> _What you need to do_
Find how many lines of the listing below include the word "nцикла", then report the number by itself.

☆ ☆ ☆ ☆ ☆

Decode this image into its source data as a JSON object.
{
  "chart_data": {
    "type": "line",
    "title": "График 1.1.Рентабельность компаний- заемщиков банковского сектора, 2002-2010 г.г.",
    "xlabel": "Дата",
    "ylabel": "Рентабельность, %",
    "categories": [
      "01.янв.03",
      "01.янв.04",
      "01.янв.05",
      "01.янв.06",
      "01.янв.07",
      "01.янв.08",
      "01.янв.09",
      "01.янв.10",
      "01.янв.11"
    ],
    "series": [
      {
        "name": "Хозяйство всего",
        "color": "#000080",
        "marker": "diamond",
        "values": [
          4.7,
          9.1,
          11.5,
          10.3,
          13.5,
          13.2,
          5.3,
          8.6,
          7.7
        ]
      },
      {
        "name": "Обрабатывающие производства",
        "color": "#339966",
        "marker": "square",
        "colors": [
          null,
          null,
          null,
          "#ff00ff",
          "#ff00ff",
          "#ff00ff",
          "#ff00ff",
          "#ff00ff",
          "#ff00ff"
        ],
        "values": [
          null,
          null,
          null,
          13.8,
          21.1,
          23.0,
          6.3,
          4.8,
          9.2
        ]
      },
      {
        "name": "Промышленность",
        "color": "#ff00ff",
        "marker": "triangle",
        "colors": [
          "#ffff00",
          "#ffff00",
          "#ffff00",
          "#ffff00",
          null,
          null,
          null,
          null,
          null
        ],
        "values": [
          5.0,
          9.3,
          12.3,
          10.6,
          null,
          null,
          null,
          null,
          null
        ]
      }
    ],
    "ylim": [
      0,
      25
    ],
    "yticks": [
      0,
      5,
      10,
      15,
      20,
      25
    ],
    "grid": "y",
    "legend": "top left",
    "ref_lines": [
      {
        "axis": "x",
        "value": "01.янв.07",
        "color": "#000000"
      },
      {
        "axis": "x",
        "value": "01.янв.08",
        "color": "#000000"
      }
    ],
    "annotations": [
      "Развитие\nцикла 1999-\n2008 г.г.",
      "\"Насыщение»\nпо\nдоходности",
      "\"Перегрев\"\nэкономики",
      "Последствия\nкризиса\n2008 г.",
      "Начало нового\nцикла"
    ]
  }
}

☆ ☆ ☆ ☆ ☆

> _Solution to the problem_
2